Given request
Give the total number of lines with the word "года" in them, and no other words.

## Start

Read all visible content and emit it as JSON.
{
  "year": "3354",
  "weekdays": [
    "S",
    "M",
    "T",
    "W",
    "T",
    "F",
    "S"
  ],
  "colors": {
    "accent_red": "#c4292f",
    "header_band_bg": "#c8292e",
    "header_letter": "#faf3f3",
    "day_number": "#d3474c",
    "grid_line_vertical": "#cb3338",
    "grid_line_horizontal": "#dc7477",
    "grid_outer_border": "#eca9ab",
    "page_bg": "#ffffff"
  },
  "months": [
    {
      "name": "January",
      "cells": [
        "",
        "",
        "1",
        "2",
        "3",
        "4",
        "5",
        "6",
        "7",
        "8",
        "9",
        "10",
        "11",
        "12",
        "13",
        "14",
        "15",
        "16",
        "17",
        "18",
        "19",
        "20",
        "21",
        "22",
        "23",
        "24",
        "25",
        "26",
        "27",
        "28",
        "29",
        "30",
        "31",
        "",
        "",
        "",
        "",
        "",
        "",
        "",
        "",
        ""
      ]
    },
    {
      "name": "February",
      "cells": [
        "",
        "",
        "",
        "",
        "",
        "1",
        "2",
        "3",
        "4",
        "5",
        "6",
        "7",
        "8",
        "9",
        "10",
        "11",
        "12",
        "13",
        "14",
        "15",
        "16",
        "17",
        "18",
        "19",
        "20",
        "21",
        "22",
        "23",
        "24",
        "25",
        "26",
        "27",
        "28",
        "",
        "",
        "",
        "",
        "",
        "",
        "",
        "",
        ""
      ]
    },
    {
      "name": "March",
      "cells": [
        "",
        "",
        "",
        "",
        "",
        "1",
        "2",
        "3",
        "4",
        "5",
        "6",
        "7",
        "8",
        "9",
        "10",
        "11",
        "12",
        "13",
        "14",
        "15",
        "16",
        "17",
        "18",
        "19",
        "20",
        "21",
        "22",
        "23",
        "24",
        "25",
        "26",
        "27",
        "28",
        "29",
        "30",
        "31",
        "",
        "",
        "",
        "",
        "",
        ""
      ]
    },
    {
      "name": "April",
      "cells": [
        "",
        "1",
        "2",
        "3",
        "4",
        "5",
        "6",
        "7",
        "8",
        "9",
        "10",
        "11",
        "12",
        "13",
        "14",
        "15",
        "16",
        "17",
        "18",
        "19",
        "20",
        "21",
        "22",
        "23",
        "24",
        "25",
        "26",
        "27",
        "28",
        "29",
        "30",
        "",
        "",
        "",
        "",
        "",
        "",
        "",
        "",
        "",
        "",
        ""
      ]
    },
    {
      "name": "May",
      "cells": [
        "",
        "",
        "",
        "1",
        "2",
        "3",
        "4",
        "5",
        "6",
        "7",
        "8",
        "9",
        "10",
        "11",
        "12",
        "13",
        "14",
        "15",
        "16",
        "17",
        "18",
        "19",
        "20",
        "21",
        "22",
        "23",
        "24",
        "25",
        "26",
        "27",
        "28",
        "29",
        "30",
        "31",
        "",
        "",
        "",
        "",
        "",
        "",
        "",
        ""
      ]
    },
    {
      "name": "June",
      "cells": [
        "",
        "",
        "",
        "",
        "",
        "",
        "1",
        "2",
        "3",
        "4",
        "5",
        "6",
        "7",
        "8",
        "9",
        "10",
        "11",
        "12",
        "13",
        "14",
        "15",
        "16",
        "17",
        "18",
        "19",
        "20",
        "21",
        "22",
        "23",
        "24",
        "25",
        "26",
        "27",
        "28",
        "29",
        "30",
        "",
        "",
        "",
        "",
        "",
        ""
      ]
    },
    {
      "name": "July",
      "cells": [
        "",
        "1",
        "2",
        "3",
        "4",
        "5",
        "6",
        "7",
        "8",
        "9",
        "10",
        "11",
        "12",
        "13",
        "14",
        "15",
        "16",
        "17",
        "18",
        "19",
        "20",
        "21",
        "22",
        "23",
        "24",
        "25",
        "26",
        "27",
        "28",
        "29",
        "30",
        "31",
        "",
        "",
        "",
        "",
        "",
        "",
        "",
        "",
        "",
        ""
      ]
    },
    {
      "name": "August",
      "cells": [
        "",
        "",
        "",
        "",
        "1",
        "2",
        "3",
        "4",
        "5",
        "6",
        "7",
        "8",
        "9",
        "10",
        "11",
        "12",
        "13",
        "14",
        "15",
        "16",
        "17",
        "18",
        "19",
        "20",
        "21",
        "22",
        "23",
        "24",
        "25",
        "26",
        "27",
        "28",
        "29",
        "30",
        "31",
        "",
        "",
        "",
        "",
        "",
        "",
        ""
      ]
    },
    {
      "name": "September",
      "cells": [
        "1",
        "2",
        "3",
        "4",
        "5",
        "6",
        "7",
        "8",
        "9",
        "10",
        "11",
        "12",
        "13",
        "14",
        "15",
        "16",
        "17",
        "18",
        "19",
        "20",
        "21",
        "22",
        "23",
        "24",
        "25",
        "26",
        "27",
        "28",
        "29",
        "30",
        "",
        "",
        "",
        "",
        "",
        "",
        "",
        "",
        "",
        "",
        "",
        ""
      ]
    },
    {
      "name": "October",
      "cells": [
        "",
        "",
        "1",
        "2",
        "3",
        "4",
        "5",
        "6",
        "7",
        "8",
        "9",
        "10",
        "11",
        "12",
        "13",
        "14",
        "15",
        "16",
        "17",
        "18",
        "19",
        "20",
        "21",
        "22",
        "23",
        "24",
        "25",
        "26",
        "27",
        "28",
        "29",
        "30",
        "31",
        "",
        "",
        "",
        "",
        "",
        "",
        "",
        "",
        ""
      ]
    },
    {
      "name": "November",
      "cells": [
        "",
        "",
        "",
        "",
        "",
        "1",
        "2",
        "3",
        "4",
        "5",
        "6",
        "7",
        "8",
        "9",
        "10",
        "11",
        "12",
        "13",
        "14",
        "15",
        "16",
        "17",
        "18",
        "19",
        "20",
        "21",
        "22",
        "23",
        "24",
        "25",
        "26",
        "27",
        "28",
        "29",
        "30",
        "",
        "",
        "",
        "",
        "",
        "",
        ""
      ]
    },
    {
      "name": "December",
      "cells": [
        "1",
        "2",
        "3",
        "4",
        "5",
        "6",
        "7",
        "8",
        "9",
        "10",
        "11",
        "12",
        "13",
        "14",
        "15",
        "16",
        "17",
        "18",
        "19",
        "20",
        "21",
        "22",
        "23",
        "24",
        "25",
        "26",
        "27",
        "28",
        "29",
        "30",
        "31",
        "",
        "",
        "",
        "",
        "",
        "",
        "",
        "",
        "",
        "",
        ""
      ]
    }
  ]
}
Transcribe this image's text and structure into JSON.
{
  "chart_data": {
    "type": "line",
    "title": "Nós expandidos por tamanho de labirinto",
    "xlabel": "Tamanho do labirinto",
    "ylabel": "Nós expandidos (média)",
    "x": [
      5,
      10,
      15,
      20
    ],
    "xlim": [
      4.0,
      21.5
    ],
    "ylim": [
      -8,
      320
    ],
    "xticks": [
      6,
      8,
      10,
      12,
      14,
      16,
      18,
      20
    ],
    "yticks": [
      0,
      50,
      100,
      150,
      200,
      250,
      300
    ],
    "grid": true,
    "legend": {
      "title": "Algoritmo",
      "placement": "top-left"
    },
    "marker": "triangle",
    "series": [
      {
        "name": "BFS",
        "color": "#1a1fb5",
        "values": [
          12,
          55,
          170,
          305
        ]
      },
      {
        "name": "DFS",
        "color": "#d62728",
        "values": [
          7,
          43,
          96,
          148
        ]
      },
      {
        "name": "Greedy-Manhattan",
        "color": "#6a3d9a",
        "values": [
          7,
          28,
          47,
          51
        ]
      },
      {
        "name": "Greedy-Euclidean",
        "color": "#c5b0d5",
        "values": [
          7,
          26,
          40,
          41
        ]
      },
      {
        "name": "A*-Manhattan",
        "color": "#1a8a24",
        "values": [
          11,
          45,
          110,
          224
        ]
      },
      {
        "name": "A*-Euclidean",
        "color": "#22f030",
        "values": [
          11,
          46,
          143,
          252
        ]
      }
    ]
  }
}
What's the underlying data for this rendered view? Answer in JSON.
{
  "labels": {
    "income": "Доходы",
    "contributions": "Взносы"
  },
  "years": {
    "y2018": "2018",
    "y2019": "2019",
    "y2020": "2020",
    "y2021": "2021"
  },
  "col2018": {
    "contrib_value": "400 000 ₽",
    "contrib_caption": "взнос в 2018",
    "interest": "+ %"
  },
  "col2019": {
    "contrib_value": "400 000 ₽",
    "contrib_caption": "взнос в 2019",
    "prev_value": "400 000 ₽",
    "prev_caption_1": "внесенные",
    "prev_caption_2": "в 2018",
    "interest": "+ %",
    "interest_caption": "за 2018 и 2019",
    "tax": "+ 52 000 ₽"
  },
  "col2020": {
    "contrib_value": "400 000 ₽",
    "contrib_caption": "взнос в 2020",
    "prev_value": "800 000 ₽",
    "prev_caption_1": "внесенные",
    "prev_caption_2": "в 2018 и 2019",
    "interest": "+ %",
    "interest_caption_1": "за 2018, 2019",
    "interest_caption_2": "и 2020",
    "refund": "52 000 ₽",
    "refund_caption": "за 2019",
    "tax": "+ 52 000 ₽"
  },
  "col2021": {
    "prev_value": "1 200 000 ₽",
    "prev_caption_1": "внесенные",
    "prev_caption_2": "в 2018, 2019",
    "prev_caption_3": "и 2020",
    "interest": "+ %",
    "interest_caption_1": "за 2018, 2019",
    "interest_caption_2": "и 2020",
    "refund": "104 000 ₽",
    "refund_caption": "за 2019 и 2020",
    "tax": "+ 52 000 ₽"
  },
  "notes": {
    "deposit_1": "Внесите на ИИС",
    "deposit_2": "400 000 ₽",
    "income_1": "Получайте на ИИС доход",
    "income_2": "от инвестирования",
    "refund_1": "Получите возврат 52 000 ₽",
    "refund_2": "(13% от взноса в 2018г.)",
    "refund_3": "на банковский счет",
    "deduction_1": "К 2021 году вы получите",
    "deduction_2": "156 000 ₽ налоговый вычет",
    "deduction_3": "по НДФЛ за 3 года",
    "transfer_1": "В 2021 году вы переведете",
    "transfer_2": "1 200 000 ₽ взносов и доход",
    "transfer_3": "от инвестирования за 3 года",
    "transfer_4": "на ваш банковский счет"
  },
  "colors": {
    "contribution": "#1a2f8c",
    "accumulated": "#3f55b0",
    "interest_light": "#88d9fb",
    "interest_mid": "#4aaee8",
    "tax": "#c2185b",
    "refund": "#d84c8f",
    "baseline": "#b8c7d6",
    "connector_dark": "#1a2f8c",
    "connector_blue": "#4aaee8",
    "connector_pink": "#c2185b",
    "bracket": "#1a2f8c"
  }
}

## End

Complete output
2